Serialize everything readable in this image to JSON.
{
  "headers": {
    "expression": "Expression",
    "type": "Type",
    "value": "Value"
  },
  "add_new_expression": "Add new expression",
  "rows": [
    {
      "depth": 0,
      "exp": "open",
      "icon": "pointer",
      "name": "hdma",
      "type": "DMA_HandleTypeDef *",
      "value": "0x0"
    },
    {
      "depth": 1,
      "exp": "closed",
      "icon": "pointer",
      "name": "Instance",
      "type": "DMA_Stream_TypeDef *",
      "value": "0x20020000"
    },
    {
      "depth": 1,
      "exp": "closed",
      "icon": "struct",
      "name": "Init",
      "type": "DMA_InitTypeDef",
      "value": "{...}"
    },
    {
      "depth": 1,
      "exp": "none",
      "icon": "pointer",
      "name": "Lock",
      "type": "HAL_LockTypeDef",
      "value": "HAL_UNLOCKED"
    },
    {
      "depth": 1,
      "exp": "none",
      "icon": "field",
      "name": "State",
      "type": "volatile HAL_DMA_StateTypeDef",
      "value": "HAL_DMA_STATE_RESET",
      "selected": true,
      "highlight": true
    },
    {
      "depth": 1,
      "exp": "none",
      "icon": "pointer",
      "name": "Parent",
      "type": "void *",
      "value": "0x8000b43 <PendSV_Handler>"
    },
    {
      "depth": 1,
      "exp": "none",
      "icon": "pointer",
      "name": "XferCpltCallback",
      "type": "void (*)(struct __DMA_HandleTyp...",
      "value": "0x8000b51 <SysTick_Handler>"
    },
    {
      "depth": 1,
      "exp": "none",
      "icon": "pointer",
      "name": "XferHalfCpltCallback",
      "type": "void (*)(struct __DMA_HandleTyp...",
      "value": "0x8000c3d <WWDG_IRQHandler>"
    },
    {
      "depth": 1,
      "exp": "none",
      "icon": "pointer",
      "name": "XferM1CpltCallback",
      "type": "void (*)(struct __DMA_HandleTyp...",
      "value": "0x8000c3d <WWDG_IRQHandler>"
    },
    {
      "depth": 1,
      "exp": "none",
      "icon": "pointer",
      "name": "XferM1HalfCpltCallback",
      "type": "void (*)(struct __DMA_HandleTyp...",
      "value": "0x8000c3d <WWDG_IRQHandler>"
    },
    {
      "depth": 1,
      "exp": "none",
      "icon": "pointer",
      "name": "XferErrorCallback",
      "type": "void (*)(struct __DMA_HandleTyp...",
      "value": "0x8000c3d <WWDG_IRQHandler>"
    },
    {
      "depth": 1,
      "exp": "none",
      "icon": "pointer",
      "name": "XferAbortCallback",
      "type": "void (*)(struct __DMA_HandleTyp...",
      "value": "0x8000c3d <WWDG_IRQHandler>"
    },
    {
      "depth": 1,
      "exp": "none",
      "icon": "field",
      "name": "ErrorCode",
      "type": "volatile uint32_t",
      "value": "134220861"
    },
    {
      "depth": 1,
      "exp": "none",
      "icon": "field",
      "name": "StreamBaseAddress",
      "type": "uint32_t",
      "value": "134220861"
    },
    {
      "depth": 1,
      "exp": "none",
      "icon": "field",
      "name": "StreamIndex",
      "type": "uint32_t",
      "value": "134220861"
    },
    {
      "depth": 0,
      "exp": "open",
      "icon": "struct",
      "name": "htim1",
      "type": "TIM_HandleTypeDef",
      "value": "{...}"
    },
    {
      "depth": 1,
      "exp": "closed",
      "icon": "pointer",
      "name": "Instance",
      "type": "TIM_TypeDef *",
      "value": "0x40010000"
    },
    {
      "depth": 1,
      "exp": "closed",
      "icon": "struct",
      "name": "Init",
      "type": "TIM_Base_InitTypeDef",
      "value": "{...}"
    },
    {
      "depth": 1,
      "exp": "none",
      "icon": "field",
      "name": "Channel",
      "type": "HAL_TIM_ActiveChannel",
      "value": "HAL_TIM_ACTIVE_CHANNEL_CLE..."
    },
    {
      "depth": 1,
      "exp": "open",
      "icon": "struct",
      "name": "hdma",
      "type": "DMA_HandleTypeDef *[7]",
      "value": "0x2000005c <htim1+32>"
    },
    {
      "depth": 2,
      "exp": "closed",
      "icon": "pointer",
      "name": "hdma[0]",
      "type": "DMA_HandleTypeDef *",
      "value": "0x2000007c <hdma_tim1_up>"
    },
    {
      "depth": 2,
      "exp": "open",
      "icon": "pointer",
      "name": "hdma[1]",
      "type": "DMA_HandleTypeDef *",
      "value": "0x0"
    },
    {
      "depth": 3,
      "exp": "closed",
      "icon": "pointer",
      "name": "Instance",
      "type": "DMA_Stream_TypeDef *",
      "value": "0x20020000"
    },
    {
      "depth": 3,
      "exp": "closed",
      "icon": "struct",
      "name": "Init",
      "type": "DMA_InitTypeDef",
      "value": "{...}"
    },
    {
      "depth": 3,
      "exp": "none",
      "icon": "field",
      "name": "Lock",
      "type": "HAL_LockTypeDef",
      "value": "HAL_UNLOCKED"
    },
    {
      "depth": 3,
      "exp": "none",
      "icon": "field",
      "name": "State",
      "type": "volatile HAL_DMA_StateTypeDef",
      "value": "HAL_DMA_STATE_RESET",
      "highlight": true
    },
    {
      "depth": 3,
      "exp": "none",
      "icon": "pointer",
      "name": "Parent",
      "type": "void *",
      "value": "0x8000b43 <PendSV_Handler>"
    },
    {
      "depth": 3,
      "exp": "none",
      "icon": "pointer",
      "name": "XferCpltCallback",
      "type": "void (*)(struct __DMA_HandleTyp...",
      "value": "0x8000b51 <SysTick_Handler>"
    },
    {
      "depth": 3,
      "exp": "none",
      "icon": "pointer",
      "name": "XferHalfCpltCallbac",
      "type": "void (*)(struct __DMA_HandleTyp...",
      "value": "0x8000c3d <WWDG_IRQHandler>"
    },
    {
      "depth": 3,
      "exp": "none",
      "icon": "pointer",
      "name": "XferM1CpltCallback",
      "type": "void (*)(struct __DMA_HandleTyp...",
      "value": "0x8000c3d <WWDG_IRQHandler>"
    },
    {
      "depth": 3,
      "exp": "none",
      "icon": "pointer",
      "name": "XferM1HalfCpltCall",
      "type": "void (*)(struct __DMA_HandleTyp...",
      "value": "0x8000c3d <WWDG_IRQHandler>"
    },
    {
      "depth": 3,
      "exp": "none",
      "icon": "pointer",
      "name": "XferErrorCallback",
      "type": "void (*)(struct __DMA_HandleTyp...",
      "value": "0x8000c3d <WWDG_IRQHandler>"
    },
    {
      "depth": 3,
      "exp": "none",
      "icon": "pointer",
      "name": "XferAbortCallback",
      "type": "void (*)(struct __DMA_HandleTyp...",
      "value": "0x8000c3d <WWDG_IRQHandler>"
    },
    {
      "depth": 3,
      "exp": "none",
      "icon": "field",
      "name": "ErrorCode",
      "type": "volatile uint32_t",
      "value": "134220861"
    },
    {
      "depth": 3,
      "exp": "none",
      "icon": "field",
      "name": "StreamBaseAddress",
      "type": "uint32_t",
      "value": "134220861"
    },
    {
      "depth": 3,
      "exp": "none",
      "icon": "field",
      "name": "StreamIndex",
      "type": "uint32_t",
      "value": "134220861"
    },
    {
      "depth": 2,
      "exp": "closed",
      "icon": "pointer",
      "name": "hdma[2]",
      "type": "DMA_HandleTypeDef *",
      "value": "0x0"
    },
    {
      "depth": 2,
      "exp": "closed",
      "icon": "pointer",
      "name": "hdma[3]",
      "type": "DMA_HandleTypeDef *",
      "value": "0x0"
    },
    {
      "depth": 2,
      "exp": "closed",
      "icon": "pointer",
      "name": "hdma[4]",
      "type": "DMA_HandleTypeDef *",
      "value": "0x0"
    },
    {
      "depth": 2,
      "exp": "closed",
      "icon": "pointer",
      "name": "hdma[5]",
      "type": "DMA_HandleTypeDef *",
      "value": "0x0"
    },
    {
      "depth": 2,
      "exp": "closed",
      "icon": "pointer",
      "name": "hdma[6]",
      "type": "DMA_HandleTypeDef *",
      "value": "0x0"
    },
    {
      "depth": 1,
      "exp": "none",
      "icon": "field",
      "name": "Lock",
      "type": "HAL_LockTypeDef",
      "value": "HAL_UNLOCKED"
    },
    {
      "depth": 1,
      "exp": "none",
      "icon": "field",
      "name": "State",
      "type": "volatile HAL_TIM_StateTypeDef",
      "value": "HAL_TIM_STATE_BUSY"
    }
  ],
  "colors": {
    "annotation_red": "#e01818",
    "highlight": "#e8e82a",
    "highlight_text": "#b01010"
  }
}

> [Goal] How many of the lines above include the word "expression"? Respond with the number alone.

> [Reply] 2